> **DATA LINES**:
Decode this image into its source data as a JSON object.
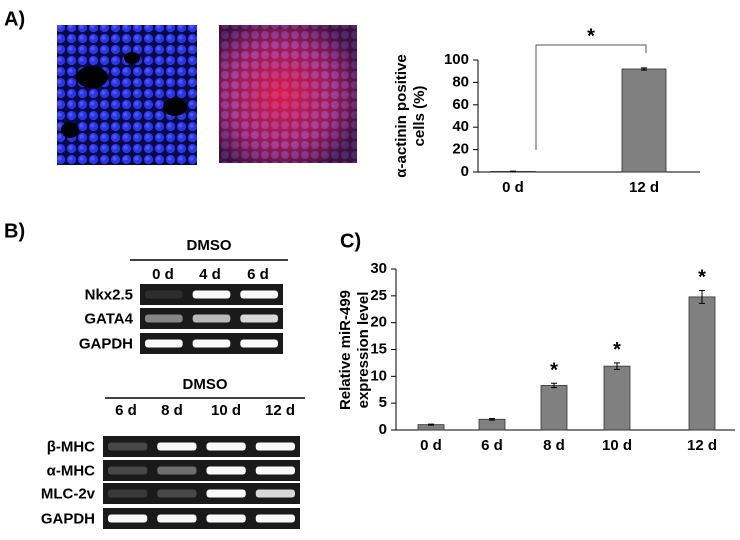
{
  "panel_labels": [
    "A)",
    "B)",
    "C)"
  ],
  "gels": [
    {
      "header": "DMSO",
      "lanes": [
        "0 d",
        "4 d",
        "6 d"
      ],
      "rows": [
        "Nkx2.5",
        "GATA4",
        "GAPDH"
      ]
    },
    {
      "header": "DMSO",
      "lanes": [
        "6 d",
        "8 d",
        "10 d",
        "12 d"
      ],
      "rows": [
        "β-MHC",
        "α-MHC",
        "MLC-2v",
        "GAPDH"
      ]
    }
  ],
  "chart_data": [
    {
      "type": "bar",
      "ylabel": [
        "α-actinin positive",
        "cells (%)"
      ],
      "categories": [
        "0 d",
        "12 d"
      ],
      "values": [
        0.5,
        92
      ],
      "errors": [
        0.3,
        1
      ],
      "color": "#808080",
      "ylim": [
        0,
        100
      ],
      "yticks": [
        0,
        20,
        40,
        60,
        80,
        100
      ],
      "significance": "*"
    },
    {
      "type": "bar",
      "ylabel": [
        "Relative miR-499",
        "expression level"
      ],
      "categories": [
        "0 d",
        "6 d",
        "8 d",
        "10 d",
        "12 d"
      ],
      "values": [
        1,
        2,
        8.3,
        11.9,
        24.8
      ],
      "errors": [
        0.1,
        0.15,
        0.4,
        0.6,
        1.2
      ],
      "markers": [
        null,
        null,
        "*",
        "*",
        "*"
      ],
      "color": "#808080",
      "ylim": [
        0,
        30
      ],
      "yticks": [
        0,
        5,
        10,
        15,
        20,
        25,
        30
      ]
    }
  ]
}
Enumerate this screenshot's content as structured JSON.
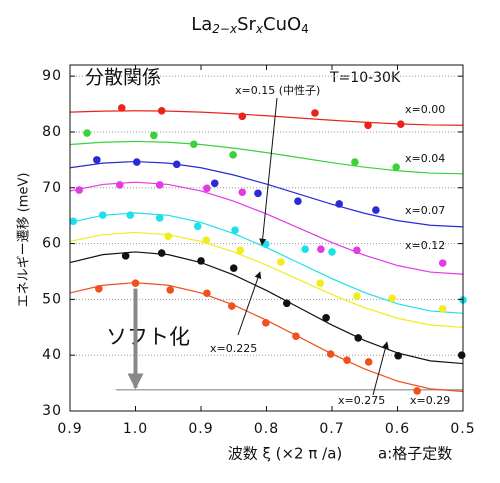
{
  "chart_data": {
    "type": "line",
    "title_parts": [
      "La",
      "2−x",
      "Sr",
      "x",
      "CuO",
      "4"
    ],
    "x_label": "波数 ξ (×2 π /a)",
    "x_note": "a:格子定数",
    "y_label": "エネルギー遷移 (meV)",
    "annotations": [
      "分散関係",
      "T=10-30K",
      "ソフト化"
    ],
    "xlim": [
      0.9,
      1.5
    ],
    "xticks": [
      0.9,
      {
        "value": 1,
        "label": "1.0"
      },
      {
        "value": 1.1,
        "label": "0.9"
      },
      {
        "value": 1.2,
        "label": "0.8"
      },
      {
        "value": 1.3,
        "label": "0.7"
      },
      {
        "value": 1.4,
        "label": "0.6"
      },
      {
        "value": 1.5,
        "label": "0.5"
      }
    ],
    "ylim": [
      30,
      92
    ],
    "yticks": [
      30,
      40,
      50,
      60,
      70,
      80,
      90
    ],
    "grid": true,
    "x": [
      0.9,
      0.95,
      1.0,
      1.05,
      1.1,
      1.15,
      1.2,
      1.25,
      1.3,
      1.35,
      1.4,
      1.45,
      1.5
    ],
    "series": [
      {
        "name": "x=0.00",
        "color": "#e8241c",
        "values": [
          83.55,
          83.74,
          83.8,
          83.74,
          83.55,
          83.26,
          82.9,
          82.5,
          82.1,
          81.74,
          81.45,
          81.26,
          81.2
        ],
        "points_x": [
          0.979,
          1.04,
          1.163,
          1.274,
          1.355,
          1.405
        ],
        "points_y": [
          84.3,
          83.8,
          82.8,
          83.4,
          81.2,
          81.4
        ]
      },
      {
        "name": "x=0.04",
        "color": "#3ad13a",
        "values": [
          77.75,
          78.16,
          78.3,
          78.16,
          77.75,
          77.11,
          76.3,
          75.4,
          74.5,
          73.69,
          73.05,
          72.64,
          72.5
        ],
        "points_x": [
          0.926,
          1.028,
          1.089,
          1.149,
          1.335,
          1.398
        ],
        "points_y": [
          79.8,
          79.4,
          77.8,
          75.9,
          74.6,
          73.7
        ]
      },
      {
        "name": "x=0.07",
        "color": "#2a2ad6",
        "values": [
          73.59,
          74.42,
          74.7,
          74.42,
          73.59,
          72.29,
          70.66,
          68.85,
          67.04,
          65.41,
          64.11,
          63.28,
          63
        ],
        "points_x": [
          0.941,
          1.002,
          1.063,
          1.121,
          1.187,
          1.248,
          1.311,
          1.367
        ],
        "points_y": [
          75,
          74.6,
          74.2,
          70.8,
          69,
          67.6,
          67.1,
          66
        ]
      },
      {
        "name": "x=0.12",
        "color": "#e43ae4",
        "values": [
          69.43,
          70.6,
          71,
          70.6,
          69.43,
          67.6,
          65.31,
          62.75,
          60.19,
          57.9,
          56.07,
          54.9,
          54.5
        ],
        "points_x": [
          0.914,
          0.976,
          1.037,
          1.109,
          1.163,
          1.283,
          1.338,
          1.469
        ],
        "points_y": [
          69.6,
          70.5,
          70.5,
          69.9,
          69.2,
          59,
          58.8,
          56.5
        ]
      },
      {
        "name": "x=0.15 (中性子)",
        "color": "#1ee0ea",
        "values": [
          63.79,
          65.07,
          65.5,
          65.07,
          63.79,
          61.79,
          59.29,
          56.5,
          53.71,
          51.21,
          49.21,
          47.93,
          47.5
        ],
        "points_x": [
          0.905,
          0.95,
          0.992,
          1.037,
          1.095,
          1.152,
          1.199,
          1.259,
          1.3,
          1.5
        ],
        "points_y": [
          64,
          65.1,
          65.1,
          64.6,
          63.1,
          62.4,
          59.9,
          59,
          58.5,
          49.9
        ]
      },
      {
        "name": "x=0.225",
        "color": "#f2ec1a",
        "values": [
          60.39,
          61.59,
          62,
          61.59,
          60.39,
          58.5,
          56.14,
          53.5,
          50.87,
          48.5,
          46.62,
          45.41,
          45
        ],
        "points_x": [
          1.05,
          1.108,
          1.16,
          1.222,
          1.282,
          1.338,
          1.392,
          1.469
        ],
        "points_y": [
          61.3,
          60.6,
          58.8,
          56.7,
          52.9,
          50.6,
          50.2,
          48.3
        ]
      },
      {
        "name": "x=0.275",
        "color": "#111111",
        "values": [
          56.6,
          58.02,
          58.5,
          58.02,
          56.6,
          54.38,
          51.6,
          48.5,
          45.4,
          42.62,
          40.4,
          38.98,
          38.5
        ],
        "points_x": [
          0.985,
          1.04,
          1.1,
          1.15,
          1.231,
          1.291,
          1.34,
          1.401,
          1.498
        ],
        "points_y": [
          57.8,
          58.3,
          56.9,
          55.6,
          49.3,
          46.7,
          43.1,
          39.9,
          40
        ]
      },
      {
        "name": "x=0.29",
        "color": "#f0501e",
        "values": [
          51.15,
          52.53,
          53,
          52.53,
          51.15,
          48.98,
          46.27,
          43.25,
          40.23,
          37.52,
          35.35,
          33.97,
          33.5
        ],
        "points_x": [
          0.944,
          1.0,
          1.053,
          1.109,
          1.147,
          1.199,
          1.245,
          1.298,
          1.323,
          1.356,
          1.43
        ],
        "points_y": [
          51.9,
          52.9,
          51.7,
          51.1,
          48.8,
          45.8,
          43.4,
          40.2,
          39.1,
          38.8,
          33.6
        ]
      }
    ],
    "soft_line": {
      "x": [
        0.97,
        1.5
      ],
      "y": 33.8,
      "color": "#888888"
    }
  }
}
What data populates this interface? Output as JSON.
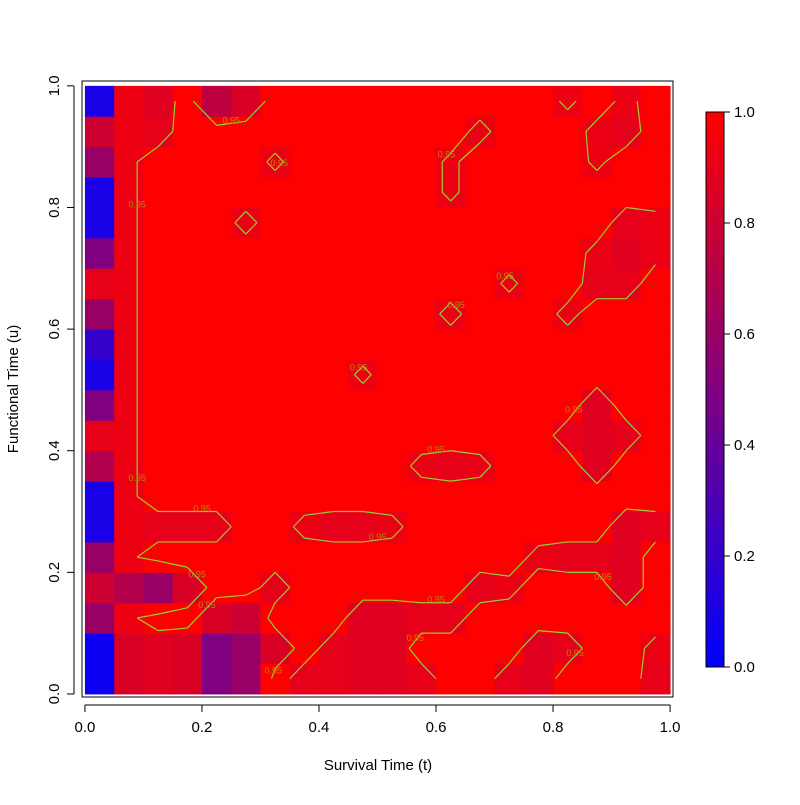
{
  "chart_data": {
    "type": "heatmap",
    "x_label": "Survival Time (t)",
    "y_label": "Functional Time (u)",
    "xlim": [
      -0.005,
      1.005
    ],
    "ylim": [
      -0.005,
      1.008
    ],
    "xticks": [
      {
        "value": 0,
        "label": "0.0"
      },
      0.2,
      0.4,
      0.6,
      0.8,
      {
        "value": 1,
        "label": "1.0"
      }
    ],
    "yticks": [
      {
        "value": 0,
        "label": "0.0"
      },
      0.2,
      0.4,
      0.6,
      0.8,
      {
        "value": 1,
        "label": "1.0"
      }
    ],
    "x": [
      0.025,
      0.075,
      0.125,
      0.175,
      0.225,
      0.275,
      0.325,
      0.375,
      0.425,
      0.475,
      0.525,
      0.575,
      0.625,
      0.675,
      0.725,
      0.775,
      0.825,
      0.875,
      0.925,
      0.975
    ],
    "y": [
      0.025,
      0.075,
      0.125,
      0.175,
      0.225,
      0.275,
      0.325,
      0.375,
      0.425,
      0.475,
      0.525,
      0.575,
      0.625,
      0.675,
      0.725,
      0.775,
      0.825,
      0.875,
      0.925,
      0.975
    ],
    "z": [
      [
        0.05,
        0.85,
        0.88,
        0.85,
        0.5,
        0.6,
        1,
        0.9,
        0.9,
        0.88,
        0.88,
        0.9,
        1,
        1,
        0.9,
        0.88,
        1,
        1,
        1,
        0.9
      ],
      [
        0.05,
        0.85,
        0.88,
        0.85,
        0.5,
        0.6,
        0.85,
        1,
        0.9,
        0.88,
        0.88,
        1,
        1,
        1,
        1,
        0.88,
        0.9,
        1,
        1,
        0.92
      ],
      [
        0.6,
        0.93,
        1,
        1,
        0.85,
        0.8,
        1,
        1,
        1,
        0.88,
        0.88,
        0.9,
        0.9,
        1,
        1,
        1,
        1,
        1,
        1,
        1
      ],
      [
        0.8,
        0.7,
        0.6,
        0.85,
        1,
        1,
        0.9,
        1,
        1,
        1,
        1,
        1,
        1,
        0.9,
        0.92,
        1,
        1,
        1,
        0.88,
        1
      ],
      [
        0.6,
        0.93,
        1,
        1,
        1,
        1,
        1,
        1,
        1,
        1,
        1,
        1,
        1,
        1,
        1,
        0.92,
        0.9,
        0.9,
        0.88,
        1
      ],
      [
        0.1,
        0.93,
        0.9,
        0.9,
        0.9,
        1,
        1,
        0.92,
        0.9,
        0.9,
        0.92,
        1,
        1,
        1,
        1,
        1,
        1,
        1,
        0.88,
        0.9
      ],
      [
        0.1,
        0.93,
        1,
        1,
        1,
        1,
        1,
        1,
        1,
        1,
        1,
        1,
        1,
        1,
        1,
        1,
        1,
        1,
        1,
        1
      ],
      [
        0.7,
        0.93,
        1,
        1,
        1,
        1,
        1,
        1,
        1,
        1,
        1,
        0.92,
        0.9,
        0.92,
        1,
        1,
        1,
        0.88,
        1,
        1
      ],
      [
        0.9,
        0.93,
        1,
        1,
        1,
        1,
        1,
        1,
        1,
        1,
        1,
        1,
        1,
        1,
        1,
        1,
        0.9,
        0.88,
        0.9,
        1
      ],
      [
        0.5,
        0.93,
        1,
        1,
        1,
        1,
        1,
        1,
        1,
        1,
        1,
        1,
        1,
        1,
        1,
        1,
        1,
        0.88,
        1,
        1
      ],
      [
        0.1,
        0.93,
        1,
        1,
        1,
        1,
        1,
        1,
        1,
        0.93,
        1,
        1,
        1,
        1,
        1,
        1,
        1,
        1,
        1,
        1
      ],
      [
        0.2,
        0.93,
        1,
        1,
        1,
        1,
        1,
        1,
        1,
        1,
        1,
        1,
        1,
        1,
        1,
        1,
        1,
        1,
        1,
        1
      ],
      [
        0.6,
        0.93,
        1,
        1,
        1,
        1,
        1,
        1,
        1,
        1,
        1,
        1,
        0.92,
        1,
        1,
        1,
        0.92,
        1,
        1,
        1
      ],
      [
        0.9,
        0.93,
        1,
        1,
        1,
        1,
        1,
        1,
        1,
        1,
        1,
        1,
        1,
        1,
        0.93,
        1,
        1,
        0.9,
        0.9,
        1
      ],
      [
        0.5,
        0.93,
        1,
        1,
        1,
        1,
        1,
        1,
        1,
        1,
        1,
        1,
        1,
        1,
        1,
        1,
        1,
        0.92,
        0.88,
        0.92
      ],
      [
        0.1,
        0.93,
        1,
        1,
        1,
        0.92,
        1,
        1,
        1,
        1,
        1,
        1,
        1,
        1,
        1,
        1,
        1,
        1,
        0.9,
        0.92
      ],
      [
        0.1,
        0.93,
        1,
        1,
        1,
        1,
        1,
        1,
        1,
        1,
        1,
        1,
        0.93,
        1,
        1,
        1,
        1,
        1,
        1,
        1
      ],
      [
        0.6,
        0.93,
        1,
        1,
        1,
        1,
        0.93,
        1,
        1,
        1,
        1,
        1,
        0.93,
        1,
        1,
        1,
        1,
        0.93,
        1,
        1
      ],
      [
        0.8,
        0.93,
        0.9,
        1,
        1,
        1,
        1,
        1,
        1,
        1,
        1,
        1,
        1,
        0.92,
        1,
        1,
        1,
        0.92,
        0.9,
        1
      ],
      [
        0.1,
        0.93,
        0.88,
        1,
        0.75,
        0.85,
        1,
        1,
        1,
        1,
        1,
        1,
        1,
        1,
        1,
        1,
        0.93,
        1,
        0.92,
        1
      ]
    ],
    "colors": [
      "#0000ff",
      "#ff0000"
    ],
    "zlim": [
      0,
      1
    ],
    "zticks": [
      {
        "value": 0,
        "label": "0.0"
      },
      0.2,
      0.4,
      0.6,
      0.8,
      {
        "value": 1,
        "label": "1.0"
      }
    ],
    "contours": [
      {
        "value": 0.95,
        "label": "0.95"
      }
    ],
    "contour_color": "#9acd32"
  }
}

> **STATED PROBLEM**:
Go over the entries above and say how many lines hold the string "type", with no other text.

> **RESPONSE BELOW**:
4